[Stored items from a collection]
--------------------------------
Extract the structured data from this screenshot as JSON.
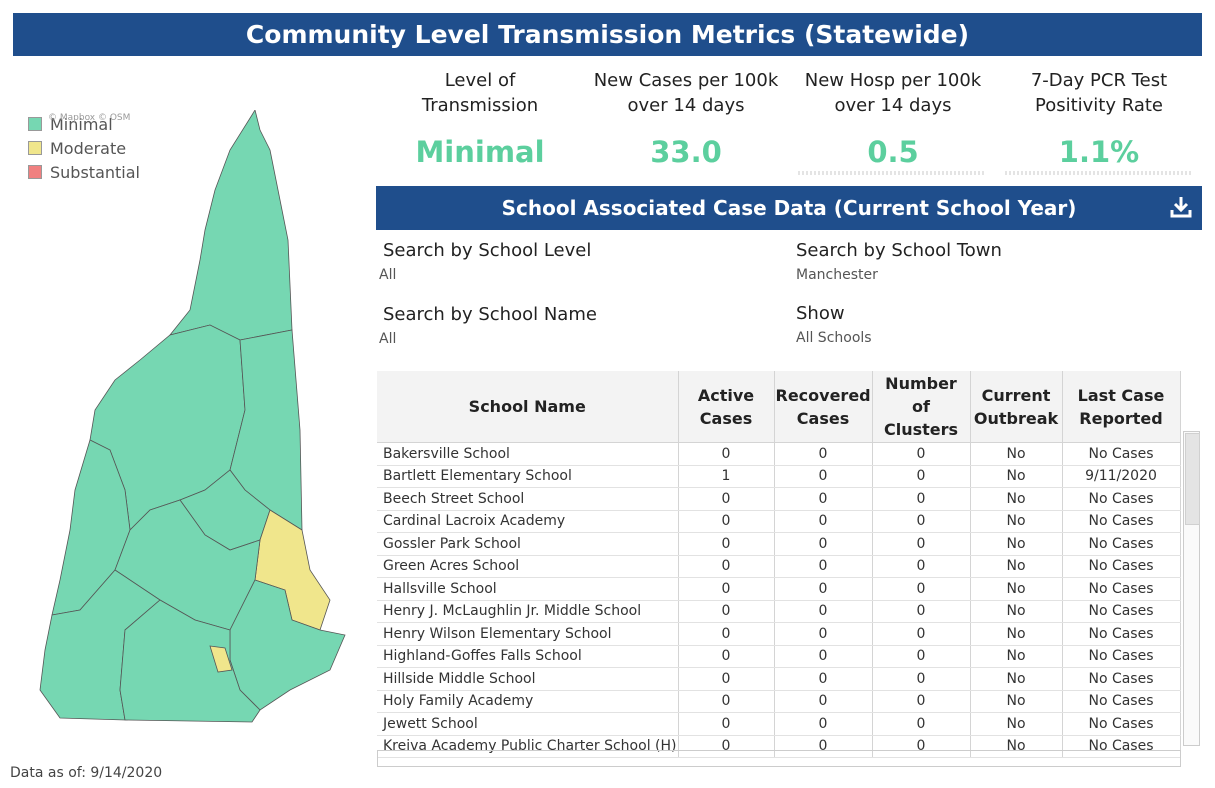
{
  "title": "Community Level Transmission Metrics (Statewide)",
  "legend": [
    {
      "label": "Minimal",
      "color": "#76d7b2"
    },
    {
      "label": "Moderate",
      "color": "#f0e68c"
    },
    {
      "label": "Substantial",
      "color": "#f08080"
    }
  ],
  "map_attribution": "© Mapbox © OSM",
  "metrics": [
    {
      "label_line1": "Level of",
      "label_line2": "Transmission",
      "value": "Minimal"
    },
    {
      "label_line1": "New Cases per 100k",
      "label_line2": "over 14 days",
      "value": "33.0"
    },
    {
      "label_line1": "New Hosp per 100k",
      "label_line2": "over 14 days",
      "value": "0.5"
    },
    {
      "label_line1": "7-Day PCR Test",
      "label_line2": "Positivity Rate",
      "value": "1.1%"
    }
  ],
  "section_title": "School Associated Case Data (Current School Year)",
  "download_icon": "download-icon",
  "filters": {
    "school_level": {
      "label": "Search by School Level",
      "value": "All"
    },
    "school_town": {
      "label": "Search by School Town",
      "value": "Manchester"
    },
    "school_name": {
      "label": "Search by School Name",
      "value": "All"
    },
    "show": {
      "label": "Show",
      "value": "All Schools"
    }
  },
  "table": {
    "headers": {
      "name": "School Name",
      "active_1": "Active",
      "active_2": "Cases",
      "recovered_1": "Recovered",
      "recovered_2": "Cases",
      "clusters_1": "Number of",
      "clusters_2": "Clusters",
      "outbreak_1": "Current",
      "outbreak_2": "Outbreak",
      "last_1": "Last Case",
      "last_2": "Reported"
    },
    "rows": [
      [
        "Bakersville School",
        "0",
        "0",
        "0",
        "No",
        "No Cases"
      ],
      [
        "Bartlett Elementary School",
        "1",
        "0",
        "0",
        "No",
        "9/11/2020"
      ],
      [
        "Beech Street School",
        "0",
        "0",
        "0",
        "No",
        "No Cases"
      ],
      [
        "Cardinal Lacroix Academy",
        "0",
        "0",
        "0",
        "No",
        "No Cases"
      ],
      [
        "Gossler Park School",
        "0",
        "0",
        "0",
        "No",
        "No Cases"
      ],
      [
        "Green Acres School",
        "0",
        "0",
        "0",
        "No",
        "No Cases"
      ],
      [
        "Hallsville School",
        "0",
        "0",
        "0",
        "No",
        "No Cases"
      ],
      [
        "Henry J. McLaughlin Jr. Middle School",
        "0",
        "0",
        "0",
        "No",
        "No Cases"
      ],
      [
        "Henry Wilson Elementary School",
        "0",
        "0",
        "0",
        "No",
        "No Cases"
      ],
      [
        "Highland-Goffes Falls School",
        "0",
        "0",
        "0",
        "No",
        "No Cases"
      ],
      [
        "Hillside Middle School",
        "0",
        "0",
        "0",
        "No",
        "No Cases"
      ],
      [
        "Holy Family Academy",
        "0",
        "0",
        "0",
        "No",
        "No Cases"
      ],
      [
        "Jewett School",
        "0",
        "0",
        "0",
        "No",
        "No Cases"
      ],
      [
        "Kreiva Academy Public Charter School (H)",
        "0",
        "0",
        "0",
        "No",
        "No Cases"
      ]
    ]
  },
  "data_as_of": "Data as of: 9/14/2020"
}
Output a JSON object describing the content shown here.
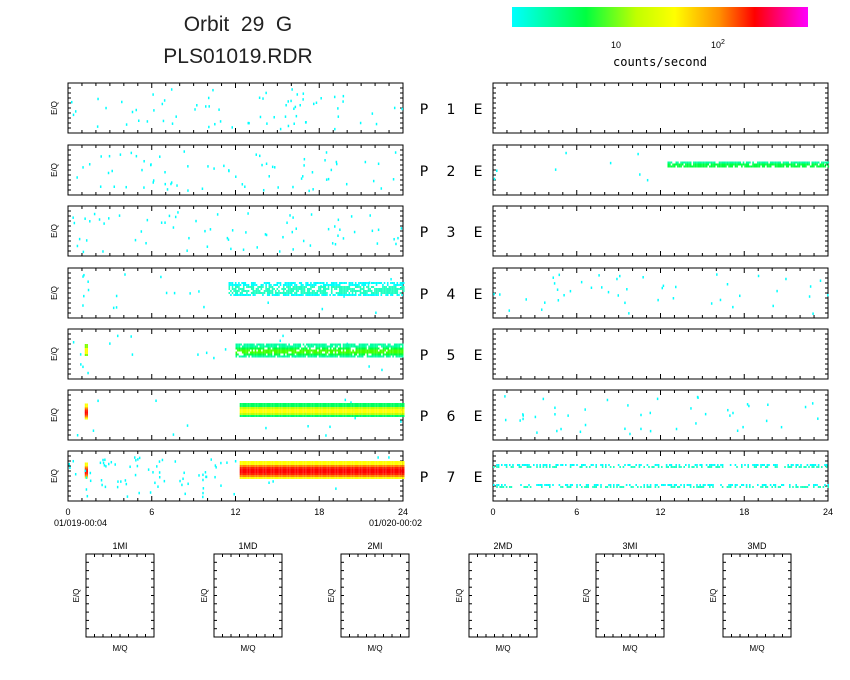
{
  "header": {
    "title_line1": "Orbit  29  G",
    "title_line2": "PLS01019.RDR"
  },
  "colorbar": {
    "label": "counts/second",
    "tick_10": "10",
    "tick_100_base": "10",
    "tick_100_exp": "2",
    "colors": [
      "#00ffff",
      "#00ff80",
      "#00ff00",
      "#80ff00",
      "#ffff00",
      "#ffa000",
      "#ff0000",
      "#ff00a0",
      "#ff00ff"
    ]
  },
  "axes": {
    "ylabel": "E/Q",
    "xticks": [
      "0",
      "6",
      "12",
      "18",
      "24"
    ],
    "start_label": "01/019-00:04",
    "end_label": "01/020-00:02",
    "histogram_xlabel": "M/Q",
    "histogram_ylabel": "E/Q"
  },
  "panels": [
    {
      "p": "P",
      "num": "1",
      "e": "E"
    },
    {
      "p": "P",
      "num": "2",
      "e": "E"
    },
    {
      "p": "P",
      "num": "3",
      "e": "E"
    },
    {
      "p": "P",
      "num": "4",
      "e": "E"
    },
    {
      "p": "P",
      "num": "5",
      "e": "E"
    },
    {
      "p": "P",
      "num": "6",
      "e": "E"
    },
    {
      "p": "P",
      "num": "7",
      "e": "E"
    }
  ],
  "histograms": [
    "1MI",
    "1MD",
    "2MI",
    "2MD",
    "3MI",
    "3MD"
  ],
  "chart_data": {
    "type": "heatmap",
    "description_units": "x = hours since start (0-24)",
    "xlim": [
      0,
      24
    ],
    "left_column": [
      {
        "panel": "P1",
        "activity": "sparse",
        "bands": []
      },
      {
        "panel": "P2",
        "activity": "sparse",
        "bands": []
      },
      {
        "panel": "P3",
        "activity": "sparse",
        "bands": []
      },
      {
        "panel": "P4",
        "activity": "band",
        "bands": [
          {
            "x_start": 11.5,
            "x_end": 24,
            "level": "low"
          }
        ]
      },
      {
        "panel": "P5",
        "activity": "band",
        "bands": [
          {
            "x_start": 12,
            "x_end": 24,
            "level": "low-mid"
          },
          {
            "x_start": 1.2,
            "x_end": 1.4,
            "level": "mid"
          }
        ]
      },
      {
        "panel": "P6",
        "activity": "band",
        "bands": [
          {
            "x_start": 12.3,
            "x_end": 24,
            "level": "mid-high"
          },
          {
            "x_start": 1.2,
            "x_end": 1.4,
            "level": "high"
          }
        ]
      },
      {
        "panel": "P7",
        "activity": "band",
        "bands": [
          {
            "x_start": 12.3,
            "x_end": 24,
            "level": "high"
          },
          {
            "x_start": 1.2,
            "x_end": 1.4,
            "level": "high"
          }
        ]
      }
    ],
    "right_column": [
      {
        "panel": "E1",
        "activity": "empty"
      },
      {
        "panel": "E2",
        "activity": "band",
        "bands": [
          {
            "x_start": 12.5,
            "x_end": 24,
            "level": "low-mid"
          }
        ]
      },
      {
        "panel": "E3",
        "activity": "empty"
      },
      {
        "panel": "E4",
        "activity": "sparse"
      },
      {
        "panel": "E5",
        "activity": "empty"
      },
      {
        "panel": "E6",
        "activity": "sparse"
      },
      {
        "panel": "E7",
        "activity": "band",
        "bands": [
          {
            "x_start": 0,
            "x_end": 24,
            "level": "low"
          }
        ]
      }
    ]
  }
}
--------------------------------
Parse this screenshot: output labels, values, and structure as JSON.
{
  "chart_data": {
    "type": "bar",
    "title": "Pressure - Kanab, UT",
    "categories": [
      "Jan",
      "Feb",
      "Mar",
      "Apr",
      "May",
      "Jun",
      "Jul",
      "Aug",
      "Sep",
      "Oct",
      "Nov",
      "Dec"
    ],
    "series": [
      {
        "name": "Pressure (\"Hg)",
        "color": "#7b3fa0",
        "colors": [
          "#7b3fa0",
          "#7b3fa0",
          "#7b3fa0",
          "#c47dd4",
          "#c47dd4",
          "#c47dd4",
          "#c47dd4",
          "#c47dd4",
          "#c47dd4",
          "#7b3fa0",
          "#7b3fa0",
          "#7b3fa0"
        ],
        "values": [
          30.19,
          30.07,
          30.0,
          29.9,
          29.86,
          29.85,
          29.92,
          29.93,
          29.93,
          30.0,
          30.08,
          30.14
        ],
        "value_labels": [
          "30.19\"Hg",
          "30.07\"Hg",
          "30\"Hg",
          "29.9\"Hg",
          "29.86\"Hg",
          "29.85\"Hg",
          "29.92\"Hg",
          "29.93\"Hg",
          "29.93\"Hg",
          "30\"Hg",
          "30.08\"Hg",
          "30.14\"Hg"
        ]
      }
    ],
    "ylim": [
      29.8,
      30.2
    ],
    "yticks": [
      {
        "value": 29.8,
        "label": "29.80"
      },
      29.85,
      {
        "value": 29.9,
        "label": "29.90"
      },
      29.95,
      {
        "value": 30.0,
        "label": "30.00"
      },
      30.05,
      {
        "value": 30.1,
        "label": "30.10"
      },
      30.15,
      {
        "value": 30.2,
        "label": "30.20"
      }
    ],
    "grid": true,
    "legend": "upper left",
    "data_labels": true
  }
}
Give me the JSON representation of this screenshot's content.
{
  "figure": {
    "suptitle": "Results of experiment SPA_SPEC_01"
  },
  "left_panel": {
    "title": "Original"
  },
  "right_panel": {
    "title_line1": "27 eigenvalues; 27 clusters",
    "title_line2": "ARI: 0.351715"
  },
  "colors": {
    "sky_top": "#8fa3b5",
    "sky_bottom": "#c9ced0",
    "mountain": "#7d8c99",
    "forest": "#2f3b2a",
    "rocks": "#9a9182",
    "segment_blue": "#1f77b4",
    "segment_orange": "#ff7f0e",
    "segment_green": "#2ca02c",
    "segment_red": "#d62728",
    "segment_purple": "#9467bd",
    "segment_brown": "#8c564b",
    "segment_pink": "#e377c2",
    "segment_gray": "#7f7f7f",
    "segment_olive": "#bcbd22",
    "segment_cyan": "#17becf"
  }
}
--------------------------------
● **TASK OBJECTIVE**
Check each line above for the string "screenshot" and show the ones that have it.

● **TASK RESULT**
Extract the structured data from this screenshot as JSON.
Parse this screenshot: output labels, values, and structure as JSON.
Give me the JSON representation of this screenshot's content.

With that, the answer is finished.